I am defining an enum such as @enum myenum enumname1 enumname2 in a module using Julia 0.6. it seems I have to explicitly export both enum type name(myenum) and enum elements(enumname1,enumname2). I know this way is more explicit, but usually we want all elements of an enum type be exported too. is there a way to just do export myenum so that type name and all its elements be exported, or should this behavior be the default for export enum?
macro exported_enum(name, args...)
esc(quote
@enum($name, $(args...))
export $name
$([:(export $arg) for arg in args]...)
end)
end
@exported_enum fruit apple banana
In order to deal with the case where you specify the value of each instances, you may use:
julia> module A
macro exported_enum(T, syms...)
return esc(quote
@enum($T, $(syms...))

────

Answer these questions about the Julia enum discussion:
(a) Which version of Julia does the question say is being used?
(b) What is the name of the macro defined in the first code snippet?
(c) What is the module in the snippet after "you may use:" called?

────

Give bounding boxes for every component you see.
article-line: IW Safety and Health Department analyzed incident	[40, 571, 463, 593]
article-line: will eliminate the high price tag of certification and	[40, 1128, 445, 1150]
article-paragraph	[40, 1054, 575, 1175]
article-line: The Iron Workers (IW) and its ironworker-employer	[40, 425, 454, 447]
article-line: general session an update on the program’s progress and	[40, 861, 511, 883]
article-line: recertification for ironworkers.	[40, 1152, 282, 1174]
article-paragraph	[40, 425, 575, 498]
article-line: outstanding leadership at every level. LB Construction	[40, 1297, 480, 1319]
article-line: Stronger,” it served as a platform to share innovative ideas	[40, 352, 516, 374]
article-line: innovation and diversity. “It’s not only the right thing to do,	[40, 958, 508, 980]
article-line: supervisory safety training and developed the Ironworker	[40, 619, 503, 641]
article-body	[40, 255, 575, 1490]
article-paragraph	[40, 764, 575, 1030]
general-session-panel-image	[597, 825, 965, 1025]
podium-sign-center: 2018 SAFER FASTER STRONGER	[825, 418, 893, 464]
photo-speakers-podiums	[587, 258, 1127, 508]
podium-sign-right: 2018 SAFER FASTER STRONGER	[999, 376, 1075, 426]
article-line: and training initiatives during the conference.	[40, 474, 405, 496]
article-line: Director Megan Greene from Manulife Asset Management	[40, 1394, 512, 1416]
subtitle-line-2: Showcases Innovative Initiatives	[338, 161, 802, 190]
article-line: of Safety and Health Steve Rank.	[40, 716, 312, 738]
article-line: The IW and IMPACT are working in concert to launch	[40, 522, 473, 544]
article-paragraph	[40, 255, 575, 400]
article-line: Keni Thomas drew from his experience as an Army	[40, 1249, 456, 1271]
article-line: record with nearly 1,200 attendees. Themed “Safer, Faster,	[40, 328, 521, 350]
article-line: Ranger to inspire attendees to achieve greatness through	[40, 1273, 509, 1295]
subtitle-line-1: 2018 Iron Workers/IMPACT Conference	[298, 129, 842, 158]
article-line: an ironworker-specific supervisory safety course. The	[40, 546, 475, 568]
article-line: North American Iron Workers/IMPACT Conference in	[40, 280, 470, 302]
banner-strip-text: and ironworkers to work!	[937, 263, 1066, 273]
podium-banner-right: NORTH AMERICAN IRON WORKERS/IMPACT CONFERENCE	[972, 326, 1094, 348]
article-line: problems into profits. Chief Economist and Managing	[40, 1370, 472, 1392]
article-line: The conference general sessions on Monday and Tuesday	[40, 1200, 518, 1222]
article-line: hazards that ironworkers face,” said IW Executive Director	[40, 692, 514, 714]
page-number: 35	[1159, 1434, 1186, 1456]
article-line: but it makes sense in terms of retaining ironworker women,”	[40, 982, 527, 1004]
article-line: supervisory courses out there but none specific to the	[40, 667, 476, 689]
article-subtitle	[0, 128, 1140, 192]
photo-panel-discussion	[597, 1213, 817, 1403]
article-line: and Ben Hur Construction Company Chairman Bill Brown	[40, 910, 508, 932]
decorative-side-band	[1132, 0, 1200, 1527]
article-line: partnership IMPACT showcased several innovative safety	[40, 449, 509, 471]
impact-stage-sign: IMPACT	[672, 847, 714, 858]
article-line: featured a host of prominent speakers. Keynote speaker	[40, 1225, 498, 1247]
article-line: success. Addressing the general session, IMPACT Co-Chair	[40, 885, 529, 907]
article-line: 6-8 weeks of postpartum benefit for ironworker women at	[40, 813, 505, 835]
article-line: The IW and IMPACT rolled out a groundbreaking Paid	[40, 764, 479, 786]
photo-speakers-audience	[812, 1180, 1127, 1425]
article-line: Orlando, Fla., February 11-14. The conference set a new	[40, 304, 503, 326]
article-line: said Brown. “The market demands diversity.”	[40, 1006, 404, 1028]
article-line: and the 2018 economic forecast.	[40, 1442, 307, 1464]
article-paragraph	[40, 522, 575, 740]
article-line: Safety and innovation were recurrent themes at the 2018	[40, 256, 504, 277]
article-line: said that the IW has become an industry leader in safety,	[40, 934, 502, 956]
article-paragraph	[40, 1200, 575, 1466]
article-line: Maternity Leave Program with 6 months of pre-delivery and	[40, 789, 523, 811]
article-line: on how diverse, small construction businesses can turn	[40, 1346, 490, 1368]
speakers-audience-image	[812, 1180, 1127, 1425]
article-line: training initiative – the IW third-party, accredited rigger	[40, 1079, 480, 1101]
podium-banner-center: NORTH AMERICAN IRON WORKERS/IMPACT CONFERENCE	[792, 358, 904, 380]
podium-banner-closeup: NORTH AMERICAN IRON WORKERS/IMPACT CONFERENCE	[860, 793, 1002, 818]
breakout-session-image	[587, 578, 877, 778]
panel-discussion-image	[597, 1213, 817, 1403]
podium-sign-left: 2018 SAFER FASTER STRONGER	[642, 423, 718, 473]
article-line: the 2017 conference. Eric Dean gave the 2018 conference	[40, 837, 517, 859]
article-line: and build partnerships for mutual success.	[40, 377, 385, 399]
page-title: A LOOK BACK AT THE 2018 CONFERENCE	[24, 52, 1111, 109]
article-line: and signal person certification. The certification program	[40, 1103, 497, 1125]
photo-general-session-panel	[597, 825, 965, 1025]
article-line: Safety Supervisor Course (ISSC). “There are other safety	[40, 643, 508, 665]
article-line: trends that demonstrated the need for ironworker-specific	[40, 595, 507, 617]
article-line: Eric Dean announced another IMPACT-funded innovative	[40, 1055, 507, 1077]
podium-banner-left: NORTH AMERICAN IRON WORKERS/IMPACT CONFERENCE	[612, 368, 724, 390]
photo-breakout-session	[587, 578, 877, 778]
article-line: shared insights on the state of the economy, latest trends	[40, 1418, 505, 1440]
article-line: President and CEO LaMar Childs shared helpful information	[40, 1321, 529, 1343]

────

Response for this exercise:
(a) Julia 0.6
(b) exported_enum
(c) A